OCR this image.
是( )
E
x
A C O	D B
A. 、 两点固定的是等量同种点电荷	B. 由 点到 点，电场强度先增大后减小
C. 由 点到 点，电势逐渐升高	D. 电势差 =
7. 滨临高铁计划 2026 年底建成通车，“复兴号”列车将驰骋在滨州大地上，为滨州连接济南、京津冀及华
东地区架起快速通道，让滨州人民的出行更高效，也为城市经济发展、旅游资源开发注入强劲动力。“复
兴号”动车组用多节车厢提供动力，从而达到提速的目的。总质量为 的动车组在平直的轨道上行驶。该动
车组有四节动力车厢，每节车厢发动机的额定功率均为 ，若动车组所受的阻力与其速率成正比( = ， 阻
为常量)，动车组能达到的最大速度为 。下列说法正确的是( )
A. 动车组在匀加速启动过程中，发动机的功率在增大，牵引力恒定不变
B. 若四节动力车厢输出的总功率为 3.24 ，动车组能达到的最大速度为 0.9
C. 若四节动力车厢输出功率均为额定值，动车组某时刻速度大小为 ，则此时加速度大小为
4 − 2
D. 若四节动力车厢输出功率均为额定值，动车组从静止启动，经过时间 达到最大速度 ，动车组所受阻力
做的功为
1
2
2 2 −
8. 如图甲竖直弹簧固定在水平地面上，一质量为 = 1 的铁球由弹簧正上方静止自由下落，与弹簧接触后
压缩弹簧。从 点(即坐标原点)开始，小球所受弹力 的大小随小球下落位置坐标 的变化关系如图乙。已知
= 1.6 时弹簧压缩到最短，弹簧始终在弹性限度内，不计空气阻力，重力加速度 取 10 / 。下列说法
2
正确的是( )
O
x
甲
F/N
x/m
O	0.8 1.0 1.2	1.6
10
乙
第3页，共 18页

### Exercise prompt:
Each record above should be repeated exactly as it appears.

### Finished exercise:
OCR this image.
是( )
E
x
A C O	D B
A. 、 两点固定的是等量同种点电荷	B. 由 点到 点，电场强度先增大后减小
C. 由 点到 点，电势逐渐升高	D. 电势差 =
7. 滨临高铁计划 2026 年底建成通车，“复兴号”列车将驰骋在滨州大地上，为滨州连接济南、京津冀及华
东地区架起快速通道，让滨州人民的出行更高效，也为城市经济发展、旅游资源开发注入强劲动力。“复
兴号”动车组用多节车厢提供动力，从而达到提速的目的。总质量为 的动车组在平直的轨道上行驶。该动
车组有四节动力车厢，每节车厢发动机的额定功率均为 ，若动车组所受的阻力与其速率成正比( = ， 阻
为常量)，动车组能达到的最大速度为 。下列说法正确的是( )
A. 动车组在匀加速启动过程中，发动机的功率在增大，牵引力恒定不变
B. 若四节动力车厢输出的总功率为 3.24 ，动车组能达到的最大速度为 0.9
C. 若四节动力车厢输出功率均为额定值，动车组某时刻速度大小为 ，则此时加速度大小为
4 − 2
D. 若四节动力车厢输出功率均为额定值，动车组从静止启动，经过时间 达到最大速度 ，动车组所受阻力
做的功为
1
2
2 2 −
8. 如图甲竖直弹簧固定在水平地面上，一质量为 = 1 的铁球由弹簧正上方静止自由下落，与弹簧接触后
压缩弹簧。从 点(即坐标原点)开始，小球所受弹力 的大小随小球下落位置坐标 的变化关系如图乙。已知
= 1.6 时弹簧压缩到最短，弹簧始终在弹性限度内，不计空气阻力，重力加速度 取 10 / 。下列说法
2
正确的是( )
O
x
甲
F/N
x/m
O	0.8 1.0 1.2	1.6
10
乙
第3页，共 18页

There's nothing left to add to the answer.